*WHAT IS NEEDED*
Lines containing "özel" are to be counted. Report the count alone.

*DATA FOR PROCESSING*
====

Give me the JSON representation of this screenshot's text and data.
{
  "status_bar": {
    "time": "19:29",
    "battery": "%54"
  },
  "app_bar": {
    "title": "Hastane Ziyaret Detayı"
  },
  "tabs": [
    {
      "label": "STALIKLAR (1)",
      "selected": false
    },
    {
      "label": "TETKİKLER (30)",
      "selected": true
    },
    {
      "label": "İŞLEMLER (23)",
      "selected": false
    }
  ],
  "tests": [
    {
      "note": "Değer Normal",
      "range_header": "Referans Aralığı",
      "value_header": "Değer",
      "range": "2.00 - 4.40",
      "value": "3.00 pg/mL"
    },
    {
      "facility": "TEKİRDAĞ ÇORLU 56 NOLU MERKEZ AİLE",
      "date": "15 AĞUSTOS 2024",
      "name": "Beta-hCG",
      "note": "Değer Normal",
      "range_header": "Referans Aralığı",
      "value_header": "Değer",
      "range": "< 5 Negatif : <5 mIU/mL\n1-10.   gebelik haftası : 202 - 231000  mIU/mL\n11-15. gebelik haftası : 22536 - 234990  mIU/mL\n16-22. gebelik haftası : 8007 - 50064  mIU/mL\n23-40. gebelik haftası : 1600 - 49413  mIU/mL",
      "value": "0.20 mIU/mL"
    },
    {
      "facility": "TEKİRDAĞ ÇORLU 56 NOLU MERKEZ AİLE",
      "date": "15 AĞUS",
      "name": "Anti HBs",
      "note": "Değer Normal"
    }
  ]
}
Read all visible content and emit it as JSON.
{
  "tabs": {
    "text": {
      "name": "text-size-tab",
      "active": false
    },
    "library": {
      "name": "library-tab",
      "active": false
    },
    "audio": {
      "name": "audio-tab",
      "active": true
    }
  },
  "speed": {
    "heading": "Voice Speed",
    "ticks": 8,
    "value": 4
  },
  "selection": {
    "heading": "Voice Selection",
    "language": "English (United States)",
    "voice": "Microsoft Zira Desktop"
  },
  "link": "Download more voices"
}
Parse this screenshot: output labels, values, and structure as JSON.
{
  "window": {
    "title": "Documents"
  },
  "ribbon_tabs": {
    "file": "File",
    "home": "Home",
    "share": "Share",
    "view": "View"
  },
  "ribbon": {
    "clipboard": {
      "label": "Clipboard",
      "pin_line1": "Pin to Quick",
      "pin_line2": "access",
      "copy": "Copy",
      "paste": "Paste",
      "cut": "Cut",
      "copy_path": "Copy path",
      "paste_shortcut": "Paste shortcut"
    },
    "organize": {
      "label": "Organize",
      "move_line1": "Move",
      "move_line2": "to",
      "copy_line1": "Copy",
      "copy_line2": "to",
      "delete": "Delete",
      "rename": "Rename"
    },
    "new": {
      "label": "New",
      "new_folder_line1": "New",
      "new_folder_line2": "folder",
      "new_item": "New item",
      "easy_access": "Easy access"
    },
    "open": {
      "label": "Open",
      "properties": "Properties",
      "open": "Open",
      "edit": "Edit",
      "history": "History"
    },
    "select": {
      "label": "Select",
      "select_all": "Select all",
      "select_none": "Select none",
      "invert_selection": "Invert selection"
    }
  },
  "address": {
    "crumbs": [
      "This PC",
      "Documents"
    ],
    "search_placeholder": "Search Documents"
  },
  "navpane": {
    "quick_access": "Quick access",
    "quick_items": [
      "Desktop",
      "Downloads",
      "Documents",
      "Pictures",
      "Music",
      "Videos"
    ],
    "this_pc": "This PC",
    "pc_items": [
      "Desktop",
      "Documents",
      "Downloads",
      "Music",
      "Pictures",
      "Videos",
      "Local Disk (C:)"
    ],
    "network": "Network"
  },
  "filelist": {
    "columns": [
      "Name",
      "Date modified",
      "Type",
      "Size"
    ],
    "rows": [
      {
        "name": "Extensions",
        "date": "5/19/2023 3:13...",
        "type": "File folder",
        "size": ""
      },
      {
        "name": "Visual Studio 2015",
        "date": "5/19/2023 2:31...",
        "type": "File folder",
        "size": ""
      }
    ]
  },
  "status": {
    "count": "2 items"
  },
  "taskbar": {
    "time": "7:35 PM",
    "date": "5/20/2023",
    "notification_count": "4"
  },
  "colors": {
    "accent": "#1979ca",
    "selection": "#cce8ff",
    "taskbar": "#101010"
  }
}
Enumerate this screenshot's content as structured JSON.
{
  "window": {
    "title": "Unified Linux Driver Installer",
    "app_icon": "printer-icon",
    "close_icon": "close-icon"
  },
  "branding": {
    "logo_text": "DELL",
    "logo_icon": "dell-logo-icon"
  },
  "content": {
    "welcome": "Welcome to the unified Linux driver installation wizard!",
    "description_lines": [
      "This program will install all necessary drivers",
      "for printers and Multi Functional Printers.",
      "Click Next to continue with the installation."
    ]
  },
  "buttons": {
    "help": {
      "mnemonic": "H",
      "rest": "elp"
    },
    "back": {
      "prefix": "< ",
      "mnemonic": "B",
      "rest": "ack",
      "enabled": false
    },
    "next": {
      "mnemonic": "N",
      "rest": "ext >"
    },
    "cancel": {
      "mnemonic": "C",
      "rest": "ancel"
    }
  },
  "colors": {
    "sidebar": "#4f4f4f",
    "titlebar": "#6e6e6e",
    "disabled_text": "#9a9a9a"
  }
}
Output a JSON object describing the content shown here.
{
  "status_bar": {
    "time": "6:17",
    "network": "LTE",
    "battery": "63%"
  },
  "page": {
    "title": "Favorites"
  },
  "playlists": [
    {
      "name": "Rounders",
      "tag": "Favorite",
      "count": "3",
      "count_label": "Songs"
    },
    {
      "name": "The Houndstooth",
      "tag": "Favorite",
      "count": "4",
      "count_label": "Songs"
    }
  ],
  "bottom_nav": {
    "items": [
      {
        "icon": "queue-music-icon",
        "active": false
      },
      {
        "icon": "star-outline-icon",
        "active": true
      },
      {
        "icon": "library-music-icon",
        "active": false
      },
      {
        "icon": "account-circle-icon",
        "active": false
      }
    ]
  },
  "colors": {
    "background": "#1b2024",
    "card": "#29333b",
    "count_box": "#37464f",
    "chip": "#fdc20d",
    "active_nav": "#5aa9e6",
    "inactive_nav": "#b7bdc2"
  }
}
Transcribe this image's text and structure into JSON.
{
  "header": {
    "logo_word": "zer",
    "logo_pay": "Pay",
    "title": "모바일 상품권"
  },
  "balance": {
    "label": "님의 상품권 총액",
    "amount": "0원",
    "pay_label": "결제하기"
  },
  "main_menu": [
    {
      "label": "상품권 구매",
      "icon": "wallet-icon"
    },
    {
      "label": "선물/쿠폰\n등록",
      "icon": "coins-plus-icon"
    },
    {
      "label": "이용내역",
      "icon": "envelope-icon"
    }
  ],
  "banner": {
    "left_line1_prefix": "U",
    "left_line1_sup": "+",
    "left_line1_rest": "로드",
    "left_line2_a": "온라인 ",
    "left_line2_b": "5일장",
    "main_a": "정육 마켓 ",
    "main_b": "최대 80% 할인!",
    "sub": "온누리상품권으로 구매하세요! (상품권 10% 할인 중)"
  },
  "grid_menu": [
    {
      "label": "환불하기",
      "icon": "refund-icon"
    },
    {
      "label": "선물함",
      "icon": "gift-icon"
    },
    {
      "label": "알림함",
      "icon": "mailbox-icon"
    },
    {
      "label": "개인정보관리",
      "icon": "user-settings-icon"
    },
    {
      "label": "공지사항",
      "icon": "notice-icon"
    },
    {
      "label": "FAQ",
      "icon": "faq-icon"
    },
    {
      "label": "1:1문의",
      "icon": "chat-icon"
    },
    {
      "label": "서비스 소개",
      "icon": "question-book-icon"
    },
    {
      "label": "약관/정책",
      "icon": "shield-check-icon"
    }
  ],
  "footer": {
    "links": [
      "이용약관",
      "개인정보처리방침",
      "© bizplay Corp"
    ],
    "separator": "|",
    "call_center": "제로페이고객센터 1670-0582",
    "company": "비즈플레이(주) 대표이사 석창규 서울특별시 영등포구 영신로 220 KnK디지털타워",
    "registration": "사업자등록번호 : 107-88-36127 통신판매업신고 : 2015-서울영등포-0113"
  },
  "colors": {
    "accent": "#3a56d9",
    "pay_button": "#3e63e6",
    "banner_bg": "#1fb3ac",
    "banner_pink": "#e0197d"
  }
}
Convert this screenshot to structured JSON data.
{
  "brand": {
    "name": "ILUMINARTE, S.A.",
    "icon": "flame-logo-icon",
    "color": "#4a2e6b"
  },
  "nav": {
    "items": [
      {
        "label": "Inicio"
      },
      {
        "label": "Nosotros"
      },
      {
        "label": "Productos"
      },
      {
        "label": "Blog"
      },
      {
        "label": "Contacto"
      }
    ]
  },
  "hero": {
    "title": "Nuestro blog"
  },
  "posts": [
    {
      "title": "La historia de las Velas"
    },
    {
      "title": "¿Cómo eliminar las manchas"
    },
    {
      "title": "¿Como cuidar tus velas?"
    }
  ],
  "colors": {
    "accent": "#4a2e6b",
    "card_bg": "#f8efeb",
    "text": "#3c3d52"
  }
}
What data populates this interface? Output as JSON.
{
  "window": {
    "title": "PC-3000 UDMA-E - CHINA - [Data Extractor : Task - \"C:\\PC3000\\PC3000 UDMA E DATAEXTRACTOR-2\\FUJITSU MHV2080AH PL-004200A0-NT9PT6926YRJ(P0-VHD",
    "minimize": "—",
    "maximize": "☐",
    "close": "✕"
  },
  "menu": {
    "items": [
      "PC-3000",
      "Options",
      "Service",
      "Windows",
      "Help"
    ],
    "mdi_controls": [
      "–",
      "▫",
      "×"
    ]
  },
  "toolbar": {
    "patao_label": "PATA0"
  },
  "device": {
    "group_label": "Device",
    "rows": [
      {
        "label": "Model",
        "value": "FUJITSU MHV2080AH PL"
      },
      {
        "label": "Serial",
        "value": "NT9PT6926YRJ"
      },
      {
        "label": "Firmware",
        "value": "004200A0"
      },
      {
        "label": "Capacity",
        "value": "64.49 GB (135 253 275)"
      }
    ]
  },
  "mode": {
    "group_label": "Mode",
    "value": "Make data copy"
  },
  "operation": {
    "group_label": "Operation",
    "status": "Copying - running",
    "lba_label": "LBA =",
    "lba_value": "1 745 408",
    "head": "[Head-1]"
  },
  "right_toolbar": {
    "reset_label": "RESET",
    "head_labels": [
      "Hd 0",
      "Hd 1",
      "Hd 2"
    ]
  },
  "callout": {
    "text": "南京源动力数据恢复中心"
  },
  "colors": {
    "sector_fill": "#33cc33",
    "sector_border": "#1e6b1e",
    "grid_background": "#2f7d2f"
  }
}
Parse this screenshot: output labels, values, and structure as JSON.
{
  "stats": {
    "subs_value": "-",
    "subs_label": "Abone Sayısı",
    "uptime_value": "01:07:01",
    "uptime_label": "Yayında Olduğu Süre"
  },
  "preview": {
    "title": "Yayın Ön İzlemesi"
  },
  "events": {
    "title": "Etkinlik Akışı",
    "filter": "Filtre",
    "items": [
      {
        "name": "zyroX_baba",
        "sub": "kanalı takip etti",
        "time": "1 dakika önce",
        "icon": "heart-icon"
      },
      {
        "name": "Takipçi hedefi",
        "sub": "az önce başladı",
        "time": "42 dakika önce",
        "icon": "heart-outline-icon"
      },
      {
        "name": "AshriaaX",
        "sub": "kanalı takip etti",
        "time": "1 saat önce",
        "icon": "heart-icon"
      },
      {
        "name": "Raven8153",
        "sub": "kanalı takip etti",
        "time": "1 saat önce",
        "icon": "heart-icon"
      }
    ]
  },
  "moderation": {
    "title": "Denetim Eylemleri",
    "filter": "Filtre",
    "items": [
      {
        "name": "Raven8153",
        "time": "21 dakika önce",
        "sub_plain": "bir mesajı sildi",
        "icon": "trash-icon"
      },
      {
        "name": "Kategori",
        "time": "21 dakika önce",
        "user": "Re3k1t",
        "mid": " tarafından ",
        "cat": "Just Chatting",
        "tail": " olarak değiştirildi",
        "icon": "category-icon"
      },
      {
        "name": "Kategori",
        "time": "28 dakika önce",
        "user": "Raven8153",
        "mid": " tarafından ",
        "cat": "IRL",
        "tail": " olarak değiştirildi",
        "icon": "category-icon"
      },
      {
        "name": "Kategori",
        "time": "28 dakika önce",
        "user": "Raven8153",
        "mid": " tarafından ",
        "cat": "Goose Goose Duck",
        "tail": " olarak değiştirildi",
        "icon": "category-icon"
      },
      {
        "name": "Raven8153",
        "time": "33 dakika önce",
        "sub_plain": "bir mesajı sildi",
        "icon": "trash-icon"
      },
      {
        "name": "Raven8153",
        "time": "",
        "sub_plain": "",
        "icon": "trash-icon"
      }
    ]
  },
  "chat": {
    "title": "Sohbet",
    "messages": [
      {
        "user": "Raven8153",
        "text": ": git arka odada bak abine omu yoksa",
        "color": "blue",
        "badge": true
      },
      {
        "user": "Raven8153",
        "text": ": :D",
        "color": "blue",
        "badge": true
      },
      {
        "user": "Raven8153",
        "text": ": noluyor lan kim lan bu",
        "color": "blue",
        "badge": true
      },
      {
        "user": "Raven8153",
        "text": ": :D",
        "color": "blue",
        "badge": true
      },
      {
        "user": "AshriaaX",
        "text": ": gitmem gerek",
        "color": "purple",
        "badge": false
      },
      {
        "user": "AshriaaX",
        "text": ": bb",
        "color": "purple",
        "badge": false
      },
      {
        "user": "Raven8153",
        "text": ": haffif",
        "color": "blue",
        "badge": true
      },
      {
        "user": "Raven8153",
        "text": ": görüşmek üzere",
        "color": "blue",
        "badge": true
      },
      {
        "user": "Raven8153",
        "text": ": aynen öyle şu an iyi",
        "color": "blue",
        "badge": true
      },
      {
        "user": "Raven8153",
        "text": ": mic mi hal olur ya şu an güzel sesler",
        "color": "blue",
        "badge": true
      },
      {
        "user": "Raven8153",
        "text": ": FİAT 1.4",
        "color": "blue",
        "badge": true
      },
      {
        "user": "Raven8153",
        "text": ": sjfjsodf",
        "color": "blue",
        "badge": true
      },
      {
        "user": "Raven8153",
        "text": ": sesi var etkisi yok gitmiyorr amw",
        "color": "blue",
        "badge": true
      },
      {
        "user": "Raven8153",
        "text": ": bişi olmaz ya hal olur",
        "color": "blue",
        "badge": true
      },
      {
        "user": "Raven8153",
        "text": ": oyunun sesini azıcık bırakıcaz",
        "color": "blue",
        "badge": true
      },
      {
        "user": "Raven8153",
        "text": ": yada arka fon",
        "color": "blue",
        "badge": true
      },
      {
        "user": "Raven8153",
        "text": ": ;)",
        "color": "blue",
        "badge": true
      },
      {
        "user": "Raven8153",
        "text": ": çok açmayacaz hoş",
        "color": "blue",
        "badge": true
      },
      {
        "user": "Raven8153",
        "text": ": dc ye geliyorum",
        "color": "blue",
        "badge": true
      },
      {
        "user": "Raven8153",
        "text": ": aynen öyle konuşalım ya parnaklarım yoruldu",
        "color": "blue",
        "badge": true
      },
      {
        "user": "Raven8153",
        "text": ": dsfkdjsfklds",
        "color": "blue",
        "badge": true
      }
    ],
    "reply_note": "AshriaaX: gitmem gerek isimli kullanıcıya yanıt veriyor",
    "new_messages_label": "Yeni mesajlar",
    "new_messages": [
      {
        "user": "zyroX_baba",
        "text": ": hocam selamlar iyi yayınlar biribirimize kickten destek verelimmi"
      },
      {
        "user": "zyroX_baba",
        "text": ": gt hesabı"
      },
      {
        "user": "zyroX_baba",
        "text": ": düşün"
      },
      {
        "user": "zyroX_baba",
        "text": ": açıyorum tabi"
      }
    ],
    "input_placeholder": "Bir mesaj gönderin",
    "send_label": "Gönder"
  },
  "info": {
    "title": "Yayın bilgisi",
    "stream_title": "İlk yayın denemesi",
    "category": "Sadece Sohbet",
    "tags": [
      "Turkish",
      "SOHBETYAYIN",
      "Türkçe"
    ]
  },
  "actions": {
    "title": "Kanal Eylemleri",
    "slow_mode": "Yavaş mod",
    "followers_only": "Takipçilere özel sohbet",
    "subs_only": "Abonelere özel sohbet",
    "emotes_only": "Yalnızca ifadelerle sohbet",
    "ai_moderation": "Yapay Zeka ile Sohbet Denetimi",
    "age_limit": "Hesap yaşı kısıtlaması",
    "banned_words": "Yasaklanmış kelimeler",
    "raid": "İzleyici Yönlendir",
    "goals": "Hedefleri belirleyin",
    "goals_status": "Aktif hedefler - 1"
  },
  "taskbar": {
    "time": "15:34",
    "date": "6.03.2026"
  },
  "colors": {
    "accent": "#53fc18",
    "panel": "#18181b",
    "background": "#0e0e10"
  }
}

====

*RESULT FOR THIS EXERCISE*
2